§ **Short task**
Identify every line in the records below that contains the word "оснований", and copy each of those lines.

Dataset entries
____
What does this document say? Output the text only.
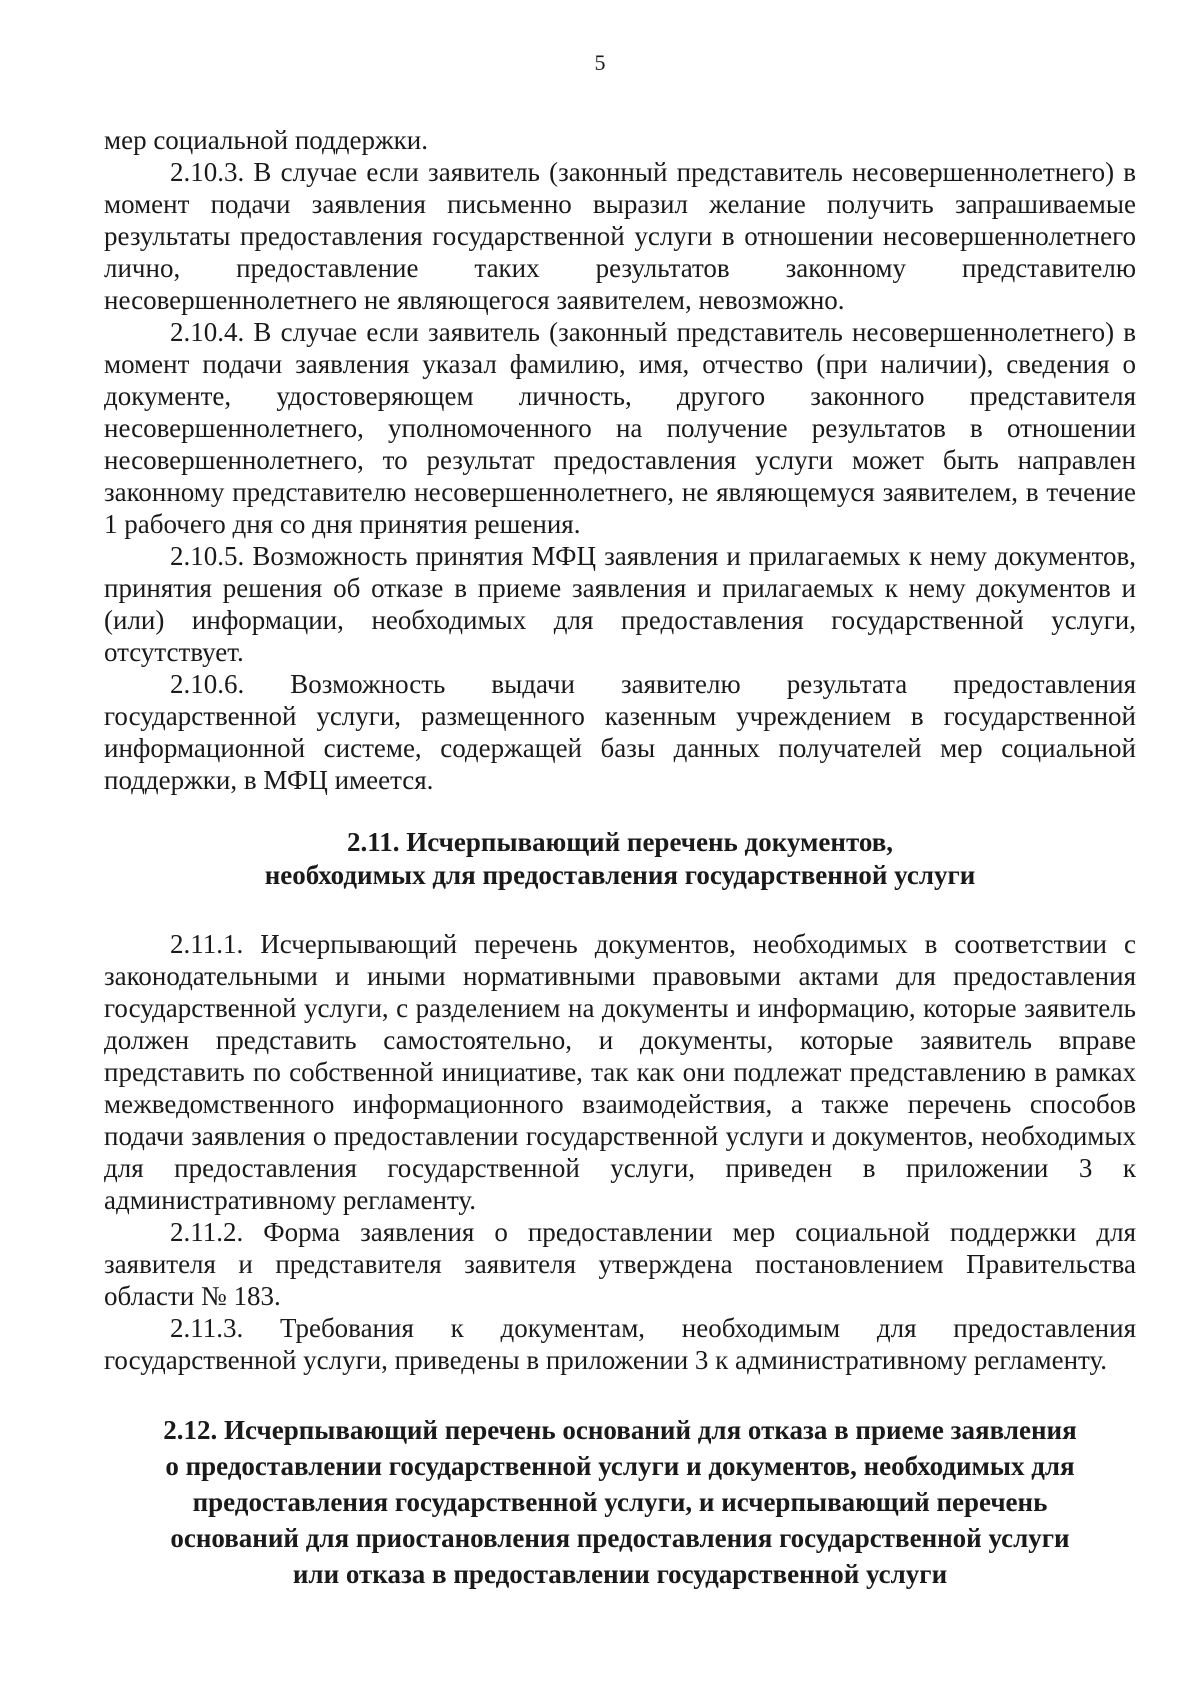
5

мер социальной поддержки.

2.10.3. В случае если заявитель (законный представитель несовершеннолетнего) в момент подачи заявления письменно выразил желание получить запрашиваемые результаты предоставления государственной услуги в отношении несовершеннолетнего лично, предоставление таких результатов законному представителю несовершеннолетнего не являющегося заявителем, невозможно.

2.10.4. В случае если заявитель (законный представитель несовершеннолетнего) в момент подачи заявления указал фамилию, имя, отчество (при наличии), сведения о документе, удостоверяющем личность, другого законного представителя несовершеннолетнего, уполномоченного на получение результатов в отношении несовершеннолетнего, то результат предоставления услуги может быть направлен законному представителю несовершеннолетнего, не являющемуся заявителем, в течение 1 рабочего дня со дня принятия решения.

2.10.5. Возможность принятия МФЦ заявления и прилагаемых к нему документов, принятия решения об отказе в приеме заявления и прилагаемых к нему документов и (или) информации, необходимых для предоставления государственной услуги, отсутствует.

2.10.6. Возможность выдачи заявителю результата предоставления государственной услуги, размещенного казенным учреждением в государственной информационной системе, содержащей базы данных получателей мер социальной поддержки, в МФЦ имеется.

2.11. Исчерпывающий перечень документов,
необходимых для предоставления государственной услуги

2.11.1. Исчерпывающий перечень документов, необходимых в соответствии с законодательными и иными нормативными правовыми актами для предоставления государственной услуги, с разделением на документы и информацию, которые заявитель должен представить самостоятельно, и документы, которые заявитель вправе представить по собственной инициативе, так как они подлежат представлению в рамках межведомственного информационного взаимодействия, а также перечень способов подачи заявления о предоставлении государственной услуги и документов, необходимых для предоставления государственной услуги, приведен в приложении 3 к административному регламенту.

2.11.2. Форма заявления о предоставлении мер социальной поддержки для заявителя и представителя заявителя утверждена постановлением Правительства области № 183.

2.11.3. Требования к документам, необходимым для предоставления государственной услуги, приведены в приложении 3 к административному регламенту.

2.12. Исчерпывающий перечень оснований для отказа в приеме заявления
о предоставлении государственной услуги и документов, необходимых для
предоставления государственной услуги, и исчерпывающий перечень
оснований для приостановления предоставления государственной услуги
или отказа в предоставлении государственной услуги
____
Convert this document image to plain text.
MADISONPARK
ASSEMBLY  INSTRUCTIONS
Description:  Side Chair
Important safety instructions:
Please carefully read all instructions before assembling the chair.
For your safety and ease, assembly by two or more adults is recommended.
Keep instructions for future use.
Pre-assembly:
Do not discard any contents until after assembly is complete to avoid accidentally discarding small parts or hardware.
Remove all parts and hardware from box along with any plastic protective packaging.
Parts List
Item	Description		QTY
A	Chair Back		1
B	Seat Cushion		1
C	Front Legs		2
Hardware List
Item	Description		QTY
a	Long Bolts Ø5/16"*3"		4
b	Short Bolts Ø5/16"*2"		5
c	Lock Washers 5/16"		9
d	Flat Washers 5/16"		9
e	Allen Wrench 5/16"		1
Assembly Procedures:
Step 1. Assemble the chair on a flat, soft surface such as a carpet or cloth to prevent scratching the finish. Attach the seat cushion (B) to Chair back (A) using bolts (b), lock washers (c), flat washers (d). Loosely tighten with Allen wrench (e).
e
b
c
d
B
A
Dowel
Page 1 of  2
____
§ **Reply**
2.12. Исчерпывающий перечень оснований для отказа в приеме заявления
оснований для приостановления предоставления государственной услуги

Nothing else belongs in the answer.